STATED GOAL
Among the lines below, list those containing the string "formatting".

MATERIAL
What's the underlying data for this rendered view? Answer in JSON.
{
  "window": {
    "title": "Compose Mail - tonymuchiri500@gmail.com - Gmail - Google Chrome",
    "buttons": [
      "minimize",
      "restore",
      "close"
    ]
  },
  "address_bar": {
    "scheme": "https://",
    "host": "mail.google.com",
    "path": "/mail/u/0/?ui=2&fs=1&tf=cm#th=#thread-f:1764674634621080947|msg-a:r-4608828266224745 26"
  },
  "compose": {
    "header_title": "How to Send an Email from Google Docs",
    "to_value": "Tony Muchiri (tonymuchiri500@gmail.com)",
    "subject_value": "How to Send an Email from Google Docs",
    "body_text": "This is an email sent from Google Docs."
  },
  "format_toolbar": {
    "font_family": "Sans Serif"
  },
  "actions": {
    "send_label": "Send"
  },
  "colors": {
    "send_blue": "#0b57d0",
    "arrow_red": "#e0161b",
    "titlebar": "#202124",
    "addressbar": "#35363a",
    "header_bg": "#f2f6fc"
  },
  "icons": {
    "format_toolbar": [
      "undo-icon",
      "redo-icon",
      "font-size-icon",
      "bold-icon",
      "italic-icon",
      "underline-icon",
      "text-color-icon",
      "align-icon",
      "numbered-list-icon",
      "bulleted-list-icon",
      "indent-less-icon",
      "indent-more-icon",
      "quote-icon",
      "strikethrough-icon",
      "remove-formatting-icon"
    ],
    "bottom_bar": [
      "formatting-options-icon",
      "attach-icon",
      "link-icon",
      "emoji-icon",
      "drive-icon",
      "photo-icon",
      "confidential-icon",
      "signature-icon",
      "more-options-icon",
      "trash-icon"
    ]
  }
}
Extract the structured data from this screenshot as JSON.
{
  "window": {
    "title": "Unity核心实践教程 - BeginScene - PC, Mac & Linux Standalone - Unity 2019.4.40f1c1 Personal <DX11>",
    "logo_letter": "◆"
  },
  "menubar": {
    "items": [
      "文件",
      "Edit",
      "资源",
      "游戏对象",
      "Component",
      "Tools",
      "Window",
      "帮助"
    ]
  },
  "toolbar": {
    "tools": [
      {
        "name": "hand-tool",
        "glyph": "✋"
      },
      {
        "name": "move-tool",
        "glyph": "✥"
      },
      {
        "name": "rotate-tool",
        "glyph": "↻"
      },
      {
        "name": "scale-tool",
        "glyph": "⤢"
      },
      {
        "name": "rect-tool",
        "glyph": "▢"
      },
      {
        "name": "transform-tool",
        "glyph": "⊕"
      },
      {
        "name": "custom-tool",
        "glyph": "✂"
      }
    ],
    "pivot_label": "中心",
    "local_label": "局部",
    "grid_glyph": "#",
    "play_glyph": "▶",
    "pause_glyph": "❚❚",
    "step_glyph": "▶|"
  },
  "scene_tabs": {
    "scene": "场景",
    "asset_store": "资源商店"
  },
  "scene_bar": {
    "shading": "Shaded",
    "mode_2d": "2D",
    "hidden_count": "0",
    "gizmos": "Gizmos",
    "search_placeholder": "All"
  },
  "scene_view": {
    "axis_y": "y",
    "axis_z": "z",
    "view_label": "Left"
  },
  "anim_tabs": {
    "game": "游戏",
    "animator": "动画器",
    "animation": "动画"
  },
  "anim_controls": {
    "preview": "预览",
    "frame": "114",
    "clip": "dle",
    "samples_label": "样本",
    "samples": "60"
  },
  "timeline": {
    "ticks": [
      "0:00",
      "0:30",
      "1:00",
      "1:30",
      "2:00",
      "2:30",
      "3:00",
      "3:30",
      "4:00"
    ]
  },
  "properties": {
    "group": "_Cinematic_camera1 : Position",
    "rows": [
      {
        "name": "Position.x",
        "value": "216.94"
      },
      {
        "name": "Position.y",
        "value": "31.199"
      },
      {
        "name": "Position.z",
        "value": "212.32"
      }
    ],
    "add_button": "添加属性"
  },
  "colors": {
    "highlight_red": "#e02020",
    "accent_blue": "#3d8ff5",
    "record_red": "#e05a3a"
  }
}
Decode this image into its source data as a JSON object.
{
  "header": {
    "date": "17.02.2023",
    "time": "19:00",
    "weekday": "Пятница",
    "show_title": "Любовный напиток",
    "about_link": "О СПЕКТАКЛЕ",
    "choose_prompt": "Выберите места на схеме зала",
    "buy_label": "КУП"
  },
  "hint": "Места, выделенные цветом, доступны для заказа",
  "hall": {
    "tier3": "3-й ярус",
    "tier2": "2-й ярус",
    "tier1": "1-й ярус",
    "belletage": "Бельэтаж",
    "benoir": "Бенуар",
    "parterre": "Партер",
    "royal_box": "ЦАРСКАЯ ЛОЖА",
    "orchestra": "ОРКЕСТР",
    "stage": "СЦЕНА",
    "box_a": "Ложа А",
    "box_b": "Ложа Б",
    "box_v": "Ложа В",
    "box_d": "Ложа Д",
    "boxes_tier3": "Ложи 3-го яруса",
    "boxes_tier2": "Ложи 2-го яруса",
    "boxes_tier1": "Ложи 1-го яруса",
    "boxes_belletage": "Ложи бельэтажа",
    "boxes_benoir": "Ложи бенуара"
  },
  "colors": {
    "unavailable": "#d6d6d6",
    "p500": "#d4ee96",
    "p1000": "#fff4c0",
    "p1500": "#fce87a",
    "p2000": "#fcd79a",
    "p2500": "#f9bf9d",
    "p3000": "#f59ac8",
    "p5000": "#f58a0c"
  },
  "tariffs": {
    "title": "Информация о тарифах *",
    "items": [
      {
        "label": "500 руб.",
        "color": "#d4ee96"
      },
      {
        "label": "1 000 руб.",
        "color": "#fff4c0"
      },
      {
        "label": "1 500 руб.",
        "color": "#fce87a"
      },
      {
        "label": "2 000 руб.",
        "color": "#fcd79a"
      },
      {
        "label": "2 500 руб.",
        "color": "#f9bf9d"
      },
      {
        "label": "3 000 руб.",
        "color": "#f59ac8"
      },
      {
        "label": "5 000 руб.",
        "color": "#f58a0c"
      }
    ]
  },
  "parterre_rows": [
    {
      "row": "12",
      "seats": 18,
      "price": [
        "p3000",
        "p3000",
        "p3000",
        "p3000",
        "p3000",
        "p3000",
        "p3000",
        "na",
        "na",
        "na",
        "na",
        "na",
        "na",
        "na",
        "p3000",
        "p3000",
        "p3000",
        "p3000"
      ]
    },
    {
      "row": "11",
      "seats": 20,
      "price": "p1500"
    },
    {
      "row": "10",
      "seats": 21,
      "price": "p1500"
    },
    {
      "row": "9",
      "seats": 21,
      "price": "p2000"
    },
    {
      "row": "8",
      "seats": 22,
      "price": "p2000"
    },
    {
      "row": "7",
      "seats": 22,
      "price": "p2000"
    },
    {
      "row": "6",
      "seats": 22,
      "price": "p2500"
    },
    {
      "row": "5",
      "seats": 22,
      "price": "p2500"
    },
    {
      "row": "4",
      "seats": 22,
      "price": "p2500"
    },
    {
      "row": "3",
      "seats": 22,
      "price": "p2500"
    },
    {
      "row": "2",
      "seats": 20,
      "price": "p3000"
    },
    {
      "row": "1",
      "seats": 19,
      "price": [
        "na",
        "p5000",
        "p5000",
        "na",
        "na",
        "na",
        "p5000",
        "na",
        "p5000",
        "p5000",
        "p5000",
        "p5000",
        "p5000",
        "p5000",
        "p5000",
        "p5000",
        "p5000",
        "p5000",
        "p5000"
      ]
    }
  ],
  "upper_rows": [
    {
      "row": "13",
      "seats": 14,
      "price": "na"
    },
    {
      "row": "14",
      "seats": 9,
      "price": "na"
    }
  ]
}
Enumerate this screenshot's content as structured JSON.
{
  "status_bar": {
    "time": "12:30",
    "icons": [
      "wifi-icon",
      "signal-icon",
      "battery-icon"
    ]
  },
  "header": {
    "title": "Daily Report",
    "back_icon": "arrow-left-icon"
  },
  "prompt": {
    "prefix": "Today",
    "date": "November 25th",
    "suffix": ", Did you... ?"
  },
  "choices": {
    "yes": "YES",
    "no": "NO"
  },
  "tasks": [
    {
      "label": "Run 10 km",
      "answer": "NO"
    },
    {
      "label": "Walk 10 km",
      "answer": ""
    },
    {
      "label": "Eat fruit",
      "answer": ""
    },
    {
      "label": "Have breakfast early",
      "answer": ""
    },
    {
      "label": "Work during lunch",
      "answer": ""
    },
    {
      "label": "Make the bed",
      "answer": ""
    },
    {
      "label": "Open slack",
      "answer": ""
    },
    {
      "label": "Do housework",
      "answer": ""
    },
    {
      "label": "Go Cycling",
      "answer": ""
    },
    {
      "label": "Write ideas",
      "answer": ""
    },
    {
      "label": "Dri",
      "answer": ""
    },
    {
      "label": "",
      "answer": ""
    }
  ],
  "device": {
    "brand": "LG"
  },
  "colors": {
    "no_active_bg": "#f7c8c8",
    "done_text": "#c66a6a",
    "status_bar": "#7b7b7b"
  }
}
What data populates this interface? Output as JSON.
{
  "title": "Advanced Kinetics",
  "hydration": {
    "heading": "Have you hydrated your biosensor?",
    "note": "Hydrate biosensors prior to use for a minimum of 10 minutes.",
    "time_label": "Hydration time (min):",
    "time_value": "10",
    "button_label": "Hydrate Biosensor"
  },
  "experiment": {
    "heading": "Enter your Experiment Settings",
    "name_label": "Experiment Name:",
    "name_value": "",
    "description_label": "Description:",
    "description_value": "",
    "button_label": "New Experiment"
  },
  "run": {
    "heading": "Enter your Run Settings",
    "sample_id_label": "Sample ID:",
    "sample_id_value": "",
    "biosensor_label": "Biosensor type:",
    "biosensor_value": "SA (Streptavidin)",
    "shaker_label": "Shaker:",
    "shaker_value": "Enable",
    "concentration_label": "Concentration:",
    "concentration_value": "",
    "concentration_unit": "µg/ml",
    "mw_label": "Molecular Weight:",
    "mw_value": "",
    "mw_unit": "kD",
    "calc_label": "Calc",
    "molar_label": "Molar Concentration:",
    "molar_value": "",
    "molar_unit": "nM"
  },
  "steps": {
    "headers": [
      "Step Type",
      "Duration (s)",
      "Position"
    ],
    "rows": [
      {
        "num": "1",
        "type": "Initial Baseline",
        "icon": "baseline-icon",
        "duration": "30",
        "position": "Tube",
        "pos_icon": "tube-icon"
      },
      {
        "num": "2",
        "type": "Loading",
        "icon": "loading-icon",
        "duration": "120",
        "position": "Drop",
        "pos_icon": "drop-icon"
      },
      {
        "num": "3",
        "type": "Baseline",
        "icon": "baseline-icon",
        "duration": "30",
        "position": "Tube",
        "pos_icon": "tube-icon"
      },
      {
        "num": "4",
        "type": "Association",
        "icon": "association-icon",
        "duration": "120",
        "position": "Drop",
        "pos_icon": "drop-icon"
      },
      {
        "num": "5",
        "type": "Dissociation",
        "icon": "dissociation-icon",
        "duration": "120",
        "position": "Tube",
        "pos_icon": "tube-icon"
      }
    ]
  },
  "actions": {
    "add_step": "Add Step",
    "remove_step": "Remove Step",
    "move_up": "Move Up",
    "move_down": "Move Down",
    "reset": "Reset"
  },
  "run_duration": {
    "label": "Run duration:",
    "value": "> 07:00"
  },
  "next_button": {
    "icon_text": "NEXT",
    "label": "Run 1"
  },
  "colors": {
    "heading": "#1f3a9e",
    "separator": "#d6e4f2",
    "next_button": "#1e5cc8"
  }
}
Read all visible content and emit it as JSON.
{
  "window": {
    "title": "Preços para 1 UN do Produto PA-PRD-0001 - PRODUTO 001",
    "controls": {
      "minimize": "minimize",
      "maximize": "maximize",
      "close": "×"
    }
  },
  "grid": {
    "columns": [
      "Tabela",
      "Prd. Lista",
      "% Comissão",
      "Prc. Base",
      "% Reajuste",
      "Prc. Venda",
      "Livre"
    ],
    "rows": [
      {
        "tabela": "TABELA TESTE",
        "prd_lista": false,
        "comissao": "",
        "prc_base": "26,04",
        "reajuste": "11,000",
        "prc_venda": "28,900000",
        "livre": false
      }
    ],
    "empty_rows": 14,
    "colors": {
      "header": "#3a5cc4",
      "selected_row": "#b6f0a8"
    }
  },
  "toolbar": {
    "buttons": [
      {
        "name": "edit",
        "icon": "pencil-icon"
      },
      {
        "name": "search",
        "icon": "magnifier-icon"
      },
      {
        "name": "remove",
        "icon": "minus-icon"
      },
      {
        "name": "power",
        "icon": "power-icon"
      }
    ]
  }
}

COMPLETED EXERCISE
      "remove-formatting-icon"
      "formatting-options-icon",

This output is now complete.